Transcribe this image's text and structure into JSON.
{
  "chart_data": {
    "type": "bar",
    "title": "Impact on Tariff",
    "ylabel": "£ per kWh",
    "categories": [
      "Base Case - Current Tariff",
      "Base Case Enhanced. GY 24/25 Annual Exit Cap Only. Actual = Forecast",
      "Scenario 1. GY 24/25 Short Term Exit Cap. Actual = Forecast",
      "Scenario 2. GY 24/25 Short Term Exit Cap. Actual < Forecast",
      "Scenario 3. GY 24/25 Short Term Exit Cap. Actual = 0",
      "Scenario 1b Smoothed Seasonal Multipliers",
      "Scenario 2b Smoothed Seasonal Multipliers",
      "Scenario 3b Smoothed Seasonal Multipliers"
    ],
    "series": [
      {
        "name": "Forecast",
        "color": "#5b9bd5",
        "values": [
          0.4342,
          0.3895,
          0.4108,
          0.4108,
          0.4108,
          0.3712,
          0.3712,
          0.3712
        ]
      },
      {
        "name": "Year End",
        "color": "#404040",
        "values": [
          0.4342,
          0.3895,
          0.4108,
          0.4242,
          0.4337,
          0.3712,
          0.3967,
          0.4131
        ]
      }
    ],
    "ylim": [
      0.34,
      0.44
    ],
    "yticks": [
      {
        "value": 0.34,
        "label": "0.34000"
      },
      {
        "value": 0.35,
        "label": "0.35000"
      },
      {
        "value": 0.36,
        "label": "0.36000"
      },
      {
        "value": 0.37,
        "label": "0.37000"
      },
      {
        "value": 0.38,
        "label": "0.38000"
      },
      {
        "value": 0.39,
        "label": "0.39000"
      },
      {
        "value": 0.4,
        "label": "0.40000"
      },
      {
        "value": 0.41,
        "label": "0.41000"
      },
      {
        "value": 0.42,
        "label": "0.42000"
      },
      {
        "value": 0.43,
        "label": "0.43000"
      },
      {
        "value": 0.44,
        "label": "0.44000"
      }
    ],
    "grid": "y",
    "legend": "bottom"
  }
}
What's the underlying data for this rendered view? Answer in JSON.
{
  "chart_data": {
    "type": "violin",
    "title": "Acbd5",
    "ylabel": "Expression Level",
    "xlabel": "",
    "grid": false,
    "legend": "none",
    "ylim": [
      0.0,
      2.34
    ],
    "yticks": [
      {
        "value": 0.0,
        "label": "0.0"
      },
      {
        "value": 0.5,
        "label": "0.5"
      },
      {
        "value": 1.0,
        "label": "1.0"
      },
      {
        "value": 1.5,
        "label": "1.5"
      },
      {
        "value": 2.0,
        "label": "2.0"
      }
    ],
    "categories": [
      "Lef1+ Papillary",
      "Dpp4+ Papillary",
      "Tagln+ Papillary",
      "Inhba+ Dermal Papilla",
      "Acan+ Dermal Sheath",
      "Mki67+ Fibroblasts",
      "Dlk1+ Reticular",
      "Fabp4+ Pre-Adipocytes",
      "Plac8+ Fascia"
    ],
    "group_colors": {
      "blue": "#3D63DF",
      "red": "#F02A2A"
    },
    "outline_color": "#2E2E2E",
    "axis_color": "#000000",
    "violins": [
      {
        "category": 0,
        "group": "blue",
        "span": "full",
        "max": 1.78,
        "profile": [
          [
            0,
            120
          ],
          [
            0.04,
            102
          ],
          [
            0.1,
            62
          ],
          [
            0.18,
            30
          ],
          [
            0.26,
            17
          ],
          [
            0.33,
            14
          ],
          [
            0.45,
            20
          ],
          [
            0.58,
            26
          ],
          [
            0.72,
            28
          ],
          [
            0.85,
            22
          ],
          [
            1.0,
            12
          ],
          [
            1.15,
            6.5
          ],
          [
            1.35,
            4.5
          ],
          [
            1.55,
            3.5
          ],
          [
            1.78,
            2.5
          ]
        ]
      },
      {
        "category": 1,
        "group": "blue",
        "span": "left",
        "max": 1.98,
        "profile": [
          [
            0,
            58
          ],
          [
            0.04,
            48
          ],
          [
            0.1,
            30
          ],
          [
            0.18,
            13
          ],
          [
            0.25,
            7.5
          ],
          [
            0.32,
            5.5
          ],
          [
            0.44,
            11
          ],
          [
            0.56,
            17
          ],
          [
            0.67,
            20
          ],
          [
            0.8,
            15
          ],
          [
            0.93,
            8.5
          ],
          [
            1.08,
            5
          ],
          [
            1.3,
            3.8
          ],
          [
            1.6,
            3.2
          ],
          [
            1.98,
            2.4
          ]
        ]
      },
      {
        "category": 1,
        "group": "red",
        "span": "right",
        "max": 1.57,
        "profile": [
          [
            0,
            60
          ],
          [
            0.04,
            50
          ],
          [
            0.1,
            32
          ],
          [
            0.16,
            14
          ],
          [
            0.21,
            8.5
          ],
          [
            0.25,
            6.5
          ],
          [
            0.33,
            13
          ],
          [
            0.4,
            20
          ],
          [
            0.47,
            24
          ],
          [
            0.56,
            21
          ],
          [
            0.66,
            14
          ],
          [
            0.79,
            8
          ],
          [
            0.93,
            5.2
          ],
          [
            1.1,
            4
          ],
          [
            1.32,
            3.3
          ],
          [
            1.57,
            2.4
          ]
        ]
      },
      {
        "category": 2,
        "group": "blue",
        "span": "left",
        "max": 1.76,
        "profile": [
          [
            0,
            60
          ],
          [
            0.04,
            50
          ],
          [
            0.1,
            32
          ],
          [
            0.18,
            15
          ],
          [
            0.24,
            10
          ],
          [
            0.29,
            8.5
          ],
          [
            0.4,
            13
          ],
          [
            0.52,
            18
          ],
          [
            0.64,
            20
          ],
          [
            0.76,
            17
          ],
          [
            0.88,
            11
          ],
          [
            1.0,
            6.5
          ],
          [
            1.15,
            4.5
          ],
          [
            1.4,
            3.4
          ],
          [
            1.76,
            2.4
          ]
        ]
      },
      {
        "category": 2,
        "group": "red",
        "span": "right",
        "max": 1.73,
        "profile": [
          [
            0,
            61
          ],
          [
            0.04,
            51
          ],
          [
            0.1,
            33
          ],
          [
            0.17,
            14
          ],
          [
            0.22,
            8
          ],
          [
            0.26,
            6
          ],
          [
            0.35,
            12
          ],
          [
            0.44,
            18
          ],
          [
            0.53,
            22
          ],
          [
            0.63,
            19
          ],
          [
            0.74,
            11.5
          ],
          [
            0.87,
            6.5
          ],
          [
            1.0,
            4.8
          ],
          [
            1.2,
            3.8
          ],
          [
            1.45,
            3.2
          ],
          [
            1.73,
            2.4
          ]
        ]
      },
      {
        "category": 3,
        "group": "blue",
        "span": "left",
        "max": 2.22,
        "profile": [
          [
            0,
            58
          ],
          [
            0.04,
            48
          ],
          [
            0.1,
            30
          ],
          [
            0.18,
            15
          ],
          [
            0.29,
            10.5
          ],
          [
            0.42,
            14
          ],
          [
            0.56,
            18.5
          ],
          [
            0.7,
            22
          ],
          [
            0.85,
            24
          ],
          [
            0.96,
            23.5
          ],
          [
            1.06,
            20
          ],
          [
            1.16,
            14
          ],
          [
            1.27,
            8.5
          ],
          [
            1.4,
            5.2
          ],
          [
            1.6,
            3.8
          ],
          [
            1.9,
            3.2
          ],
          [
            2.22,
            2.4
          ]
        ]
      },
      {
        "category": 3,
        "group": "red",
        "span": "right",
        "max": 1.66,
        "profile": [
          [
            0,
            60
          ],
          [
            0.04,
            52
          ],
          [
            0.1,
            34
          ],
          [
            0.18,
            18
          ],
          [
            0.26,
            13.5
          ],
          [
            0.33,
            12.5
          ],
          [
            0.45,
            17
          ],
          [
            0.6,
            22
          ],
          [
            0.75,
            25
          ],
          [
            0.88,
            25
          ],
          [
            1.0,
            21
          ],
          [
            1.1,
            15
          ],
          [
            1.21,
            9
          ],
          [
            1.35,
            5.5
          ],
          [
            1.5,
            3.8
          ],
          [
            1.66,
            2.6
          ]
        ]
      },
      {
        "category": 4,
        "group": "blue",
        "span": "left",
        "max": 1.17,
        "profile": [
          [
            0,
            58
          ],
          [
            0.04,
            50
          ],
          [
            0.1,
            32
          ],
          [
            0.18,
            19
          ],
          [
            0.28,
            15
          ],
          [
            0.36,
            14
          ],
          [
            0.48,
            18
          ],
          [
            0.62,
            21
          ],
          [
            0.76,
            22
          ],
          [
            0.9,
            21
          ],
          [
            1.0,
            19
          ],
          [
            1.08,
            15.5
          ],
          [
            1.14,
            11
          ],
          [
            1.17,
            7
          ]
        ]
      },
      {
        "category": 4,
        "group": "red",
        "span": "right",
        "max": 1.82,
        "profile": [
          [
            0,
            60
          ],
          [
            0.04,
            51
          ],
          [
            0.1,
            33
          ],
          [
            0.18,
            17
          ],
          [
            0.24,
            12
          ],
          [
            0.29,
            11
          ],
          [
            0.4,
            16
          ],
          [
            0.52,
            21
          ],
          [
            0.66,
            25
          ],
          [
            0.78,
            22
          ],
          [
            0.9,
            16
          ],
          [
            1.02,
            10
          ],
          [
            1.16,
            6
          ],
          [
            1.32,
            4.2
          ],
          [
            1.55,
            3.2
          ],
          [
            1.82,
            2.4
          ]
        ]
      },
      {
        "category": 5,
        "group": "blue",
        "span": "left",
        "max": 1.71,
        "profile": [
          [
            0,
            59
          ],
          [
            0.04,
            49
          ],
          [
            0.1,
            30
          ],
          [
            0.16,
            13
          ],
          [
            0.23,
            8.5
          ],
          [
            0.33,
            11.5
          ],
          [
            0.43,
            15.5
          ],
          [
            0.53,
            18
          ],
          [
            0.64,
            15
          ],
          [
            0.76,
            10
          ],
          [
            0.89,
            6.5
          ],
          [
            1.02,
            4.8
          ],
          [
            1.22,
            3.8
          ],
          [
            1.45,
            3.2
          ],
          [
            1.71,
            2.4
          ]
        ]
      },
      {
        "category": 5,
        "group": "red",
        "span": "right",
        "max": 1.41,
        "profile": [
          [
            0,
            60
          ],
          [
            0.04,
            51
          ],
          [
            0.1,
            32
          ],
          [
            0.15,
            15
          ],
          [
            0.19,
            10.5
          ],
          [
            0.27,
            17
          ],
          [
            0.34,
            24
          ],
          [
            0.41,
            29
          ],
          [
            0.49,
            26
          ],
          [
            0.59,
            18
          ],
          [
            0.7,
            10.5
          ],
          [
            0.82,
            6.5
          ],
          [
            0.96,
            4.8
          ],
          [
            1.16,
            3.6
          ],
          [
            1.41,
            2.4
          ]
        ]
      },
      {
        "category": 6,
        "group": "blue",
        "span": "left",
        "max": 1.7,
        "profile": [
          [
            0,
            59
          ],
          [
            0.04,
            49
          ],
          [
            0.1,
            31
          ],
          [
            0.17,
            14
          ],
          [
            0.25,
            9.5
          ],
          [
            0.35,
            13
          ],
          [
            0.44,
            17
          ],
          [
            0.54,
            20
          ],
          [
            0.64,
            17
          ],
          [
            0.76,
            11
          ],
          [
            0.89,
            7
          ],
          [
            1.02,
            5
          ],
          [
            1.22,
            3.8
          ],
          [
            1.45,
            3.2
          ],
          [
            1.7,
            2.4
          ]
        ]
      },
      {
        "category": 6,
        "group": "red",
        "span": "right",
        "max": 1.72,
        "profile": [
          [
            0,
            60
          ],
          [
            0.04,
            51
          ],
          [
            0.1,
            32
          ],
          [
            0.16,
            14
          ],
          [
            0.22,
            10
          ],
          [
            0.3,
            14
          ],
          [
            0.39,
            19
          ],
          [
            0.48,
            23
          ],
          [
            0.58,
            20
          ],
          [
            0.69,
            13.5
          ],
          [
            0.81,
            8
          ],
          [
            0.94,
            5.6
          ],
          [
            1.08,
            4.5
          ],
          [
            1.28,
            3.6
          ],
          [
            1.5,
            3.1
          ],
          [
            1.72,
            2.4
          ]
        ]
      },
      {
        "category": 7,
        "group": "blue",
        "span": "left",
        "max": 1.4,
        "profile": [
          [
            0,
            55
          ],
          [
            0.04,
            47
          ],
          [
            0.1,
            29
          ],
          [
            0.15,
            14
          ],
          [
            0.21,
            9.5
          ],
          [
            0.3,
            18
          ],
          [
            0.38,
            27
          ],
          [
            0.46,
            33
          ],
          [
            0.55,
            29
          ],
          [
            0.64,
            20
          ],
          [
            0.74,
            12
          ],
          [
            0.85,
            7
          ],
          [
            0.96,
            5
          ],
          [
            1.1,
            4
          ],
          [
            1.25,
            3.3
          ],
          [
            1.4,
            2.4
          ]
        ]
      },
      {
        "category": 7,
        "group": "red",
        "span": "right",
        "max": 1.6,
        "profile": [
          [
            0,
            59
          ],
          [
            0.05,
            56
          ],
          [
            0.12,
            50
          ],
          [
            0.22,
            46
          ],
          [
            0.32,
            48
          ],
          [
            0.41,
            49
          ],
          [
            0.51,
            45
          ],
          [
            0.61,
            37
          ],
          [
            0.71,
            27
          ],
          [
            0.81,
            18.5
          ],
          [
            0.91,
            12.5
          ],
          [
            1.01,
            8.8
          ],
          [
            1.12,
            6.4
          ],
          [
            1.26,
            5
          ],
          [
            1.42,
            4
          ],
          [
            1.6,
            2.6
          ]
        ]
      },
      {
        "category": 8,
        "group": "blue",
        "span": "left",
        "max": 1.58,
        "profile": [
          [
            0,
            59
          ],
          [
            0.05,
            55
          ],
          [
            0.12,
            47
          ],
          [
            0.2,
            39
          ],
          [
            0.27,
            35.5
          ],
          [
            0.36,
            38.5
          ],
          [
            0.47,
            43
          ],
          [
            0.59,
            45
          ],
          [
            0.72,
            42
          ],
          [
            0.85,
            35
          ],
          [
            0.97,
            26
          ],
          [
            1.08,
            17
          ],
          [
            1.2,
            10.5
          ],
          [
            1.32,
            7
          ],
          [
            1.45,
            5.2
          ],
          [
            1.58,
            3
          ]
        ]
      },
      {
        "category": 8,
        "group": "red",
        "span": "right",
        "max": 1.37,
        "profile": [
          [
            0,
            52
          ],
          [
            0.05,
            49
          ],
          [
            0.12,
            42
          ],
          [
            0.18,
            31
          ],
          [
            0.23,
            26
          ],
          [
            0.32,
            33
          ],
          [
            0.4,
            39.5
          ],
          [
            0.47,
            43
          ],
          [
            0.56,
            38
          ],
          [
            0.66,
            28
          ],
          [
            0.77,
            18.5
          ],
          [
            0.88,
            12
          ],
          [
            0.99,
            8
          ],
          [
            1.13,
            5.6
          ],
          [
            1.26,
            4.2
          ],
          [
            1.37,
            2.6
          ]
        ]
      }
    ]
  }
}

--- What is being asked ---
Go through the listing above and return every line where the word "Forecast" occurs.

--- Complete answer ---
      "Base Case Enhanced. GY 24/25 Annual Exit Cap Only. Actual = Forecast",
      "Scenario 1. GY 24/25 Short Term Exit Cap. Actual = Forecast",
      "Scenario 2. GY 24/25 Short Term Exit Cap. Actual < Forecast",
        "name": "Forecast",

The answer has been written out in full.